▸ **AIM OF THE EXERCISE**
Transcribe everything in the data word for word. Pictures are left out.
* START *
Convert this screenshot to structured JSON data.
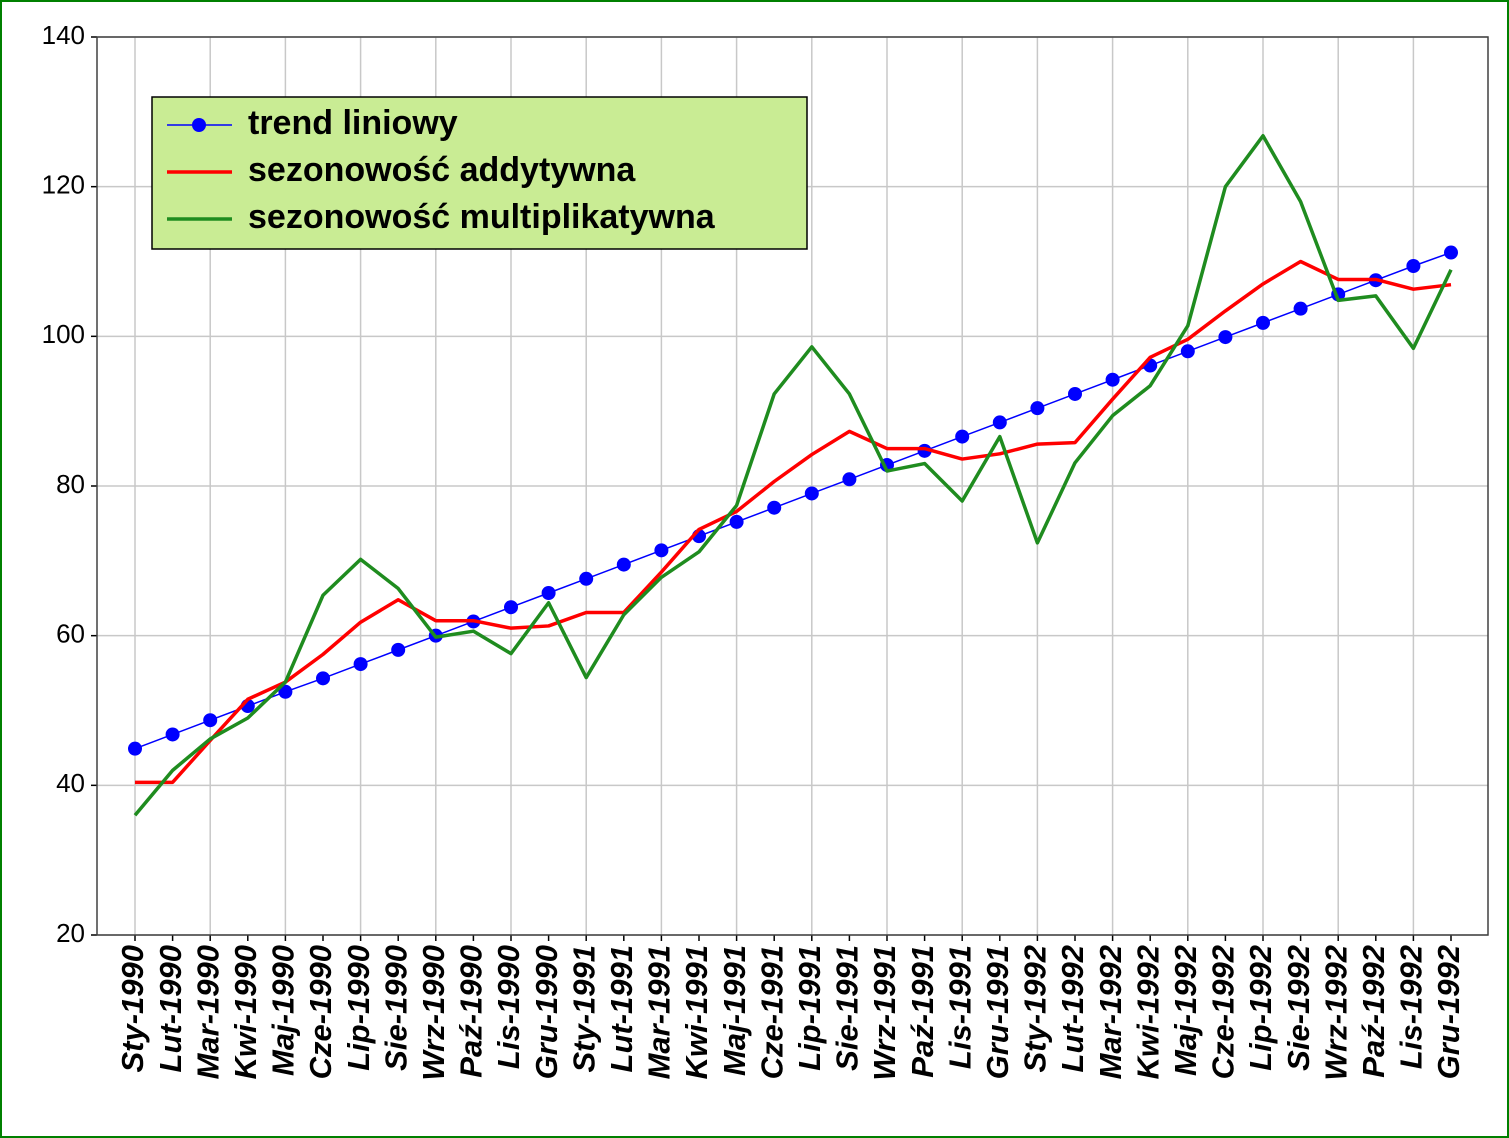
{
  "chart_data": {
    "type": "line",
    "categories": [
      "Sty-1990",
      "Lut-1990",
      "Mar-1990",
      "Kwi-1990",
      "Maj-1990",
      "Cze-1990",
      "Lip-1990",
      "Sie-1990",
      "Wrz-1990",
      "Paź-1990",
      "Lis-1990",
      "Gru-1990",
      "Sty-1991",
      "Lut-1991",
      "Mar-1991",
      "Kwi-1991",
      "Maj-1991",
      "Cze-1991",
      "Lip-1991",
      "Sie-1991",
      "Wrz-1991",
      "Paź-1991",
      "Lis-1991",
      "Gru-1991",
      "Sty-1992",
      "Lut-1992",
      "Mar-1992",
      "Kwi-1992",
      "Maj-1992",
      "Cze-1992",
      "Lip-1992",
      "Sie-1992",
      "Wrz-1992",
      "Paź-1992",
      "Lis-1992",
      "Gru-1992"
    ],
    "series": [
      {
        "name": "trend liniowy",
        "color": "#0000ff",
        "markers": true,
        "values": [
          44.9,
          46.8,
          48.7,
          50.6,
          52.5,
          54.3,
          56.2,
          58.1,
          60.0,
          61.9,
          63.8,
          65.7,
          67.6,
          69.5,
          71.4,
          73.3,
          75.2,
          77.1,
          79.0,
          80.9,
          82.8,
          84.7,
          86.6,
          88.5,
          90.4,
          92.3,
          94.2,
          96.1,
          98.0,
          99.9,
          101.8,
          103.7,
          105.6,
          107.5,
          109.4,
          111.2
        ]
      },
      {
        "name": "sezonowość addytywna",
        "color": "#ff0000",
        "markers": false,
        "values": [
          40.4,
          40.4,
          46.0,
          51.5,
          53.8,
          57.5,
          61.8,
          64.8,
          62.0,
          62.0,
          61.0,
          61.3,
          63.1,
          63.1,
          68.5,
          74.2,
          76.6,
          80.6,
          84.2,
          87.3,
          85.0,
          85.0,
          83.6,
          84.3,
          85.6,
          85.8,
          91.6,
          97.2,
          99.6,
          103.4,
          107.0,
          110.0,
          107.6,
          107.6,
          106.3,
          106.9
        ]
      },
      {
        "name": "sezonowość multiplikatywna",
        "color": "#1f8c1f",
        "markers": false,
        "values": [
          36.0,
          42.0,
          46.2,
          49.0,
          53.8,
          65.4,
          70.2,
          66.3,
          59.8,
          60.6,
          57.6,
          64.4,
          54.4,
          62.8,
          67.8,
          71.2,
          77.4,
          92.3,
          98.6,
          92.3,
          82.0,
          83.0,
          78.0,
          86.6,
          72.4,
          83.1,
          89.4,
          93.4,
          101.4,
          120.0,
          126.8,
          118.0,
          104.8,
          105.4,
          98.4,
          108.9
        ]
      }
    ],
    "ylim": [
      20,
      140
    ],
    "yticks": [
      20,
      40,
      60,
      80,
      100,
      120,
      140
    ],
    "grid": true,
    "legend": "upper left"
  }
}
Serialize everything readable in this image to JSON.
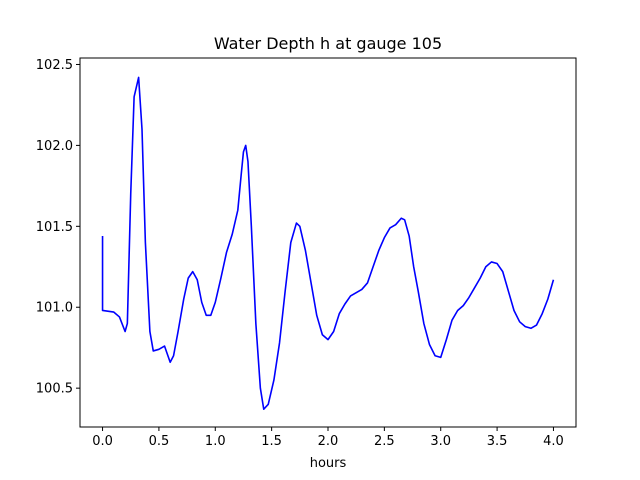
{
  "chart_data": {
    "type": "line",
    "title": "Water Depth h at gauge 105",
    "xlabel": "hours",
    "ylabel": "",
    "xlim": [
      -0.2,
      4.2
    ],
    "ylim": [
      100.26,
      102.54
    ],
    "xticks": [
      0.0,
      0.5,
      1.0,
      1.5,
      2.0,
      2.5,
      3.0,
      3.5,
      4.0
    ],
    "xtick_labels": [
      "0.0",
      "0.5",
      "1.0",
      "1.5",
      "2.0",
      "2.5",
      "3.0",
      "3.5",
      "4.0"
    ],
    "yticks": [
      100.5,
      101.0,
      101.5,
      102.0,
      102.5
    ],
    "ytick_labels": [
      "100.5",
      "101.0",
      "101.5",
      "102.0",
      "102.5"
    ],
    "grid": false,
    "series": [
      {
        "color": "#0000ff",
        "x": [
          0.0,
          0.0,
          0.1,
          0.15,
          0.2,
          0.22,
          0.25,
          0.28,
          0.32,
          0.35,
          0.38,
          0.42,
          0.45,
          0.5,
          0.55,
          0.6,
          0.63,
          0.67,
          0.72,
          0.76,
          0.8,
          0.84,
          0.88,
          0.92,
          0.96,
          1.0,
          1.05,
          1.1,
          1.15,
          1.2,
          1.23,
          1.25,
          1.27,
          1.29,
          1.32,
          1.36,
          1.4,
          1.43,
          1.47,
          1.52,
          1.57,
          1.62,
          1.67,
          1.72,
          1.75,
          1.8,
          1.85,
          1.9,
          1.95,
          2.0,
          2.05,
          2.1,
          2.15,
          2.2,
          2.25,
          2.3,
          2.35,
          2.4,
          2.45,
          2.5,
          2.55,
          2.6,
          2.65,
          2.68,
          2.72,
          2.76,
          2.8,
          2.85,
          2.9,
          2.95,
          3.0,
          3.05,
          3.1,
          3.15,
          3.2,
          3.25,
          3.3,
          3.35,
          3.4,
          3.45,
          3.5,
          3.55,
          3.6,
          3.65,
          3.7,
          3.75,
          3.8,
          3.85,
          3.9,
          3.95,
          4.0
        ],
        "y": [
          101.44,
          100.98,
          100.97,
          100.94,
          100.85,
          100.9,
          101.7,
          102.3,
          102.42,
          102.1,
          101.4,
          100.85,
          100.73,
          100.74,
          100.76,
          100.66,
          100.7,
          100.85,
          101.05,
          101.18,
          101.22,
          101.17,
          101.03,
          100.95,
          100.95,
          101.03,
          101.18,
          101.34,
          101.45,
          101.6,
          101.82,
          101.96,
          102.0,
          101.9,
          101.5,
          100.9,
          100.5,
          100.37,
          100.4,
          100.55,
          100.78,
          101.1,
          101.4,
          101.52,
          101.5,
          101.35,
          101.15,
          100.95,
          100.83,
          100.8,
          100.85,
          100.96,
          101.02,
          101.07,
          101.09,
          101.11,
          101.15,
          101.25,
          101.35,
          101.43,
          101.49,
          101.51,
          101.55,
          101.54,
          101.44,
          101.25,
          101.1,
          100.9,
          100.77,
          100.7,
          100.69,
          100.8,
          100.92,
          100.98,
          101.01,
          101.06,
          101.12,
          101.18,
          101.25,
          101.28,
          101.27,
          101.22,
          101.1,
          100.98,
          100.91,
          100.88,
          100.87,
          100.89,
          100.96,
          101.05,
          101.17
        ]
      }
    ]
  }
}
* END *
▸ **RESULT**
Convert this screenshot to structured JSON data.
{
  "chart_data": {
    "type": "line",
    "categories": [
      "Sty-1990",
      "Lut-1990",
      "Mar-1990",
      "Kwi-1990",
      "Maj-1990",
      "Cze-1990",
      "Lip-1990",
      "Sie-1990",
      "Wrz-1990",
      "Paź-1990",
      "Lis-1990",
      "Gru-1990",
      "Sty-1991",
      "Lut-1991",
      "Mar-1991",
      "Kwi-1991",
      "Maj-1991",
      "Cze-1991",
      "Lip-1991",
      "Sie-1991",
      "Wrz-1991",
      "Paź-1991",
      "Lis-1991",
      "Gru-1991",
      "Sty-1992",
      "Lut-1992",
      "Mar-1992",
      "Kwi-1992",
      "Maj-1992",
      "Cze-1992",
      "Lip-1992",
      "Sie-1992",
      "Wrz-1992",
      "Paź-1992",
      "Lis-1992",
      "Gru-1992"
    ],
    "series": [
      {
        "name": "trend liniowy",
        "color": "#0000ff",
        "markers": true,
        "values": [
          44.9,
          46.8,
          48.7,
          50.6,
          52.5,
          54.3,
          56.2,
          58.1,
          60.0,
          61.9,
          63.8,
          65.7,
          67.6,
          69.5,
          71.4,
          73.3,
          75.2,
          77.1,
          79.0,
          80.9,
          82.8,
          84.7,
          86.6,
          88.5,
          90.4,
          92.3,
          94.2,
          96.1,
          98.0,
          99.9,
          101.8,
          103.7,
          105.6,
          107.5,
          109.4,
          111.2
        ]
      },
      {
        "name": "sezonowość addytywna",
        "color": "#ff0000",
        "markers": false,
        "values": [
          40.4,
          40.4,
          46.0,
          51.5,
          53.8,
          57.5,
          61.8,
          64.8,
          62.0,
          62.0,
          61.0,
          61.3,
          63.1,
          63.1,
          68.5,
          74.2,
          76.6,
          80.6,
          84.2,
          87.3,
          85.0,
          85.0,
          83.6,
          84.3,
          85.6,
          85.8,
          91.6,
          97.2,
          99.6,
          103.4,
          107.0,
          110.0,
          107.6,
          107.6,
          106.3,
          106.9
        ]
      },
      {
        "name": "sezonowość multiplikatywna",
        "color": "#1f8c1f",
        "markers": false,
        "values": [
          36.0,
          42.0,
          46.2,
          49.0,
          53.8,
          65.4,
          70.2,
          66.3,
          59.8,
          60.6,
          57.6,
          64.4,
          54.4,
          62.8,
          67.8,
          71.2,
          77.4,
          92.3,
          98.6,
          92.3,
          82.0,
          83.0,
          78.0,
          86.6,
          72.4,
          83.1,
          89.4,
          93.4,
          101.4,
          120.0,
          126.8,
          118.0,
          104.8,
          105.4,
          98.4,
          108.9
        ]
      }
    ],
    "ylim": [
      20,
      140
    ],
    "yticks": [
      20,
      40,
      60,
      80,
      100,
      120,
      140
    ],
    "grid": true,
    "legend": "upper left"
  }
}
Serialize everything readable in this image to JSON.
{
  "chart_data": {
    "type": "line",
    "title": "Water Depth h at gauge 105",
    "xlabel": "hours",
    "ylabel": "",
    "xlim": [
      -0.2,
      4.2
    ],
    "ylim": [
      100.26,
      102.54
    ],
    "xticks": [
      0.0,
      0.5,
      1.0,
      1.5,
      2.0,
      2.5,
      3.0,
      3.5,
      4.0
    ],
    "xtick_labels": [
      "0.0",
      "0.5",
      "1.0",
      "1.5",
      "2.0",
      "2.5",
      "3.0",
      "3.5",
      "4.0"
    ],
    "yticks": [
      100.5,
      101.0,
      101.5,
      102.0,
      102.5
    ],
    "ytick_labels": [
      "100.5",
      "101.0",
      "101.5",
      "102.0",
      "102.5"
    ],
    "grid": false,
    "series": [
      {
        "color": "#0000ff",
        "x": [
          0.0,
          0.0,
          0.1,
          0.15,
          0.2,
          0.22,
          0.25,
          0.28,
          0.32,
          0.35,
          0.38,
          0.42,
          0.45,
          0.5,
          0.55,
          0.6,
          0.63,
          0.67,
          0.72,
          0.76,
          0.8,
          0.84,
          0.88,
          0.92,
          0.96,
          1.0,
          1.05,
          1.1,
          1.15,
          1.2,
          1.23,
          1.25,
          1.27,
          1.29,
          1.32,
          1.36,
          1.4,
          1.43,
          1.47,
          1.52,
          1.57,
          1.62,
          1.67,
          1.72,
          1.75,
          1.8,
          1.85,
          1.9,
          1.95,
          2.0,
          2.05,
          2.1,
          2.15,
          2.2,
          2.25,
          2.3,
          2.35,
          2.4,
          2.45,
          2.5,
          2.55,
          2.6,
          2.65,
          2.68,
          2.72,
          2.76,
          2.8,
          2.85,
          2.9,
          2.95,
          3.0,
          3.05,
          3.1,
          3.15,
          3.2,
          3.25,
          3.3,
          3.35,
          3.4,
          3.45,
          3.5,
          3.55,
          3.6,
          3.65,
          3.7,
          3.75,
          3.8,
          3.85,
          3.9,
          3.95,
          4.0
        ],
        "y": [
          101.44,
          100.98,
          100.97,
          100.94,
          100.85,
          100.9,
          101.7,
          102.3,
          102.42,
          102.1,
          101.4,
          100.85,
          100.73,
          100.74,
          100.76,
          100.66,
          100.7,
          100.85,
          101.05,
          101.18,
          101.22,
          101.17,
          101.03,
          100.95,
          100.95,
          101.03,
          101.18,
          101.34,
          101.45,
          101.6,
          101.82,
          101.96,
          102.0,
          101.9,
          101.5,
          100.9,
          100.5,
          100.37,
          100.4,
          100.55,
          100.78,
          101.1,
          101.4,
          101.52,
          101.5,
          101.35,
          101.15,
          100.95,
          100.83,
          100.8,
          100.85,
          100.96,
          101.02,
          101.07,
          101.09,
          101.11,
          101.15,
          101.25,
          101.35,
          101.43,
          101.49,
          101.51,
          101.55,
          101.54,
          101.44,
          101.25,
          101.1,
          100.9,
          100.77,
          100.7,
          100.69,
          100.8,
          100.92,
          100.98,
          101.01,
          101.06,
          101.12,
          101.18,
          101.25,
          101.28,
          101.27,
          101.22,
          101.1,
          100.98,
          100.91,
          100.88,
          100.87,
          100.89,
          100.96,
          101.05,
          101.17
        ]
      }
    ]
  }
}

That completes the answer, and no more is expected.